§ **SET TASK**
Sift the material for lines containing "Southern", and return them.

───── DATASET CONTENT ─────

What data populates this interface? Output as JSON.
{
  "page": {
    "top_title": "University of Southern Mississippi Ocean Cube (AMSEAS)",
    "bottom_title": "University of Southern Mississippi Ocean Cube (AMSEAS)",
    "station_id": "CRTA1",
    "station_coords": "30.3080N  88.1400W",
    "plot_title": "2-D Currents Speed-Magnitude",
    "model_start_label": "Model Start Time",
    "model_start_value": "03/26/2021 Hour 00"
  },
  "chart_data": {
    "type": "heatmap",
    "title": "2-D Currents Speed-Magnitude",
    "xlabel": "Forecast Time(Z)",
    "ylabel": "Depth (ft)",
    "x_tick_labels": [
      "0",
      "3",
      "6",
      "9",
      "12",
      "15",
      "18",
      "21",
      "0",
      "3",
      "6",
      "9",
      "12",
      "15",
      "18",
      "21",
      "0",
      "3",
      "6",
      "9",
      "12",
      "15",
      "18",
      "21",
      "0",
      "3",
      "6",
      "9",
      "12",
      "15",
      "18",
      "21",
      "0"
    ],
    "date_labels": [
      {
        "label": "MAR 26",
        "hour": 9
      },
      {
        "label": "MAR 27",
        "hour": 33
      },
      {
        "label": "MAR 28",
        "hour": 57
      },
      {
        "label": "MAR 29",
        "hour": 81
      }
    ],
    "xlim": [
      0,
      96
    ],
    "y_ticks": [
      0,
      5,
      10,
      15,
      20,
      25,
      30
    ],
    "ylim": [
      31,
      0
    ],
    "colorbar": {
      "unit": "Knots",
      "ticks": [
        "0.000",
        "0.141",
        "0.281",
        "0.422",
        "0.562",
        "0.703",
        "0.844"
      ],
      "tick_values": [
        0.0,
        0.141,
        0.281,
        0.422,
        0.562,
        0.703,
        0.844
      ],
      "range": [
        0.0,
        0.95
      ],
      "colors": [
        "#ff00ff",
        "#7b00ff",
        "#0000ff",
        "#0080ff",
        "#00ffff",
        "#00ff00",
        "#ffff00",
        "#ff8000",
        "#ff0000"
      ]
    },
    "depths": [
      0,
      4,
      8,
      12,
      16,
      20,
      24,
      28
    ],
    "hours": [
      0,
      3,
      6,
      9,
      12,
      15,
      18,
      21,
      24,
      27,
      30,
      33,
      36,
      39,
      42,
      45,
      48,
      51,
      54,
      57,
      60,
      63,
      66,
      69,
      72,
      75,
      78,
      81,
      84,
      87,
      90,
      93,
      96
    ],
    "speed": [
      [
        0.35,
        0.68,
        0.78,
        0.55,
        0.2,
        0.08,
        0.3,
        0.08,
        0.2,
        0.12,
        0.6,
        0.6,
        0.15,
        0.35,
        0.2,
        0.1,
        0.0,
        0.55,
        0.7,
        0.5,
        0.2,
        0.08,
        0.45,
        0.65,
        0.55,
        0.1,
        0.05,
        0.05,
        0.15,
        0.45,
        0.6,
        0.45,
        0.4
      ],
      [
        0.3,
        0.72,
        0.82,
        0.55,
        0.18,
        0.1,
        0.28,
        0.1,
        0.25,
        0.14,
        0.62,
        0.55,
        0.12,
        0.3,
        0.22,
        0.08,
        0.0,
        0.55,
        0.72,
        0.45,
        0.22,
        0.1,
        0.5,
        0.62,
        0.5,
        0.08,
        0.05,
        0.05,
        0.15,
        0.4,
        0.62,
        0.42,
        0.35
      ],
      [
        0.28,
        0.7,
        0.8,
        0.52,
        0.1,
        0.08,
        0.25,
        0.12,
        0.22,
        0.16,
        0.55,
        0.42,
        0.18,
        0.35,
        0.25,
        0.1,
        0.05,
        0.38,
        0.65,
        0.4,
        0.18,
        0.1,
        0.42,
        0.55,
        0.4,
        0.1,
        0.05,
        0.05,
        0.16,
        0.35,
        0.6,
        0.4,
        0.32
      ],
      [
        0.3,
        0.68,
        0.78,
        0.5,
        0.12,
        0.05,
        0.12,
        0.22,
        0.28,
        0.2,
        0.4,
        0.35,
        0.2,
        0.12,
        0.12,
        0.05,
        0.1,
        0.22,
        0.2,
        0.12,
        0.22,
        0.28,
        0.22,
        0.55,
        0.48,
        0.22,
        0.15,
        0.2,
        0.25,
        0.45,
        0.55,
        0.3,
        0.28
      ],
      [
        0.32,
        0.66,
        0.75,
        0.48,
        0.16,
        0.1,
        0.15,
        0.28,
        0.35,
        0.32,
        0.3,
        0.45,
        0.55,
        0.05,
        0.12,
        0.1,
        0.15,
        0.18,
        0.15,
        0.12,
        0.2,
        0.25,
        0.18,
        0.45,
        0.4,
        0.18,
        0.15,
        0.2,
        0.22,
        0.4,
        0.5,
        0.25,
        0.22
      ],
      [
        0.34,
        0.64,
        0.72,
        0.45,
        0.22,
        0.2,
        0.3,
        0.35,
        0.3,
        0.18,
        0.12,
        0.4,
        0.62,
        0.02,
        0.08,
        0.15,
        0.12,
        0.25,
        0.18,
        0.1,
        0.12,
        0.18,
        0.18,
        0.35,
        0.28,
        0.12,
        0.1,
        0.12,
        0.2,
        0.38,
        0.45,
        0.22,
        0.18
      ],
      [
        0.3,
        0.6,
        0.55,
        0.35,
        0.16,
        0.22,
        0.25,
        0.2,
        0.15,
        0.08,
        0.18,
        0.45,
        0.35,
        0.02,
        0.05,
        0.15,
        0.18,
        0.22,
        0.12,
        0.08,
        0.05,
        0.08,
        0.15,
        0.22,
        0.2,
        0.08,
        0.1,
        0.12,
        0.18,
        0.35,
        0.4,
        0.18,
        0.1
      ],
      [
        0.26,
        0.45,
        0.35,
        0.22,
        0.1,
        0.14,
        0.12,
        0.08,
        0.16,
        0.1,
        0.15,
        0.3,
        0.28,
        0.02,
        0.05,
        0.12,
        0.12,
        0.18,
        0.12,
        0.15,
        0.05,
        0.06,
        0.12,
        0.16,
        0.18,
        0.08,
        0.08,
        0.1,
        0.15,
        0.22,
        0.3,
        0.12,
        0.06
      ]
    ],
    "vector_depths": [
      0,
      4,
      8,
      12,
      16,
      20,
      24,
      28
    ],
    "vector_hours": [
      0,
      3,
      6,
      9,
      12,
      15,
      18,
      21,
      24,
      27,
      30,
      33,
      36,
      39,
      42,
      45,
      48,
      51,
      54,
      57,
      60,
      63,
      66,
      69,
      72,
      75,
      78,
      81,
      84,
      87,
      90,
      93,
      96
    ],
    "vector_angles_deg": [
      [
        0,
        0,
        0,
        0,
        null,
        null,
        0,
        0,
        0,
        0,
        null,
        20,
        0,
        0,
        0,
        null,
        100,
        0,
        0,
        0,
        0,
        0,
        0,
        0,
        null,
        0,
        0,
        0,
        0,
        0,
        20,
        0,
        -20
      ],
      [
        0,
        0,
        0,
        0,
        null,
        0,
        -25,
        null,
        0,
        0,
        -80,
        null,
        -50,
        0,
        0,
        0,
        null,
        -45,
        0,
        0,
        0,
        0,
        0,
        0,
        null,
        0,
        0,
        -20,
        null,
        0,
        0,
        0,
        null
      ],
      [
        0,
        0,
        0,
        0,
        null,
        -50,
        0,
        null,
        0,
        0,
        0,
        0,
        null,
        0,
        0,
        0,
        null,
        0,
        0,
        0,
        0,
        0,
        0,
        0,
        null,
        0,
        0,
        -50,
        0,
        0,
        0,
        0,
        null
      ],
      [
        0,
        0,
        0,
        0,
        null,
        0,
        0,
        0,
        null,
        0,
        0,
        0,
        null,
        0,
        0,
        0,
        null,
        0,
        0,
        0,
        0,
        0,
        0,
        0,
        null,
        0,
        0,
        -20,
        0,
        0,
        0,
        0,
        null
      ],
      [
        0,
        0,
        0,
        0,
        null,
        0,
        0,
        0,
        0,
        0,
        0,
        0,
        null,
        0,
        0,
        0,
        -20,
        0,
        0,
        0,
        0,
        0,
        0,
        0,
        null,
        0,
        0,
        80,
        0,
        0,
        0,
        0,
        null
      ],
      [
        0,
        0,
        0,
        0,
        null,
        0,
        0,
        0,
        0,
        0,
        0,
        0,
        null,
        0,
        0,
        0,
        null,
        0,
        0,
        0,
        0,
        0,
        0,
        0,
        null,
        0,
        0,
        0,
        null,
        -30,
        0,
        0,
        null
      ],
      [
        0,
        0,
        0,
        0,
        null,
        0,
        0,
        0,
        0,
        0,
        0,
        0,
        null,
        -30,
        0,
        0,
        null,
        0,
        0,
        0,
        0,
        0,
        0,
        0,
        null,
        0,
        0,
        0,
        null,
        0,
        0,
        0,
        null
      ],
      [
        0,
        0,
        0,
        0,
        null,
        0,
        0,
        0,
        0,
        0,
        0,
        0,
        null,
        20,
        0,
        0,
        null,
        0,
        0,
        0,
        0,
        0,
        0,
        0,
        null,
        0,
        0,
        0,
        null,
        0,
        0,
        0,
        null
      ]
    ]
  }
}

─────

§ **OUTPUT BELOW**
    "top_title": "University of Southern Mississippi Ocean Cube (AMSEAS)",
    "bottom_title": "University of Southern Mississippi Ocean Cube (AMSEAS)",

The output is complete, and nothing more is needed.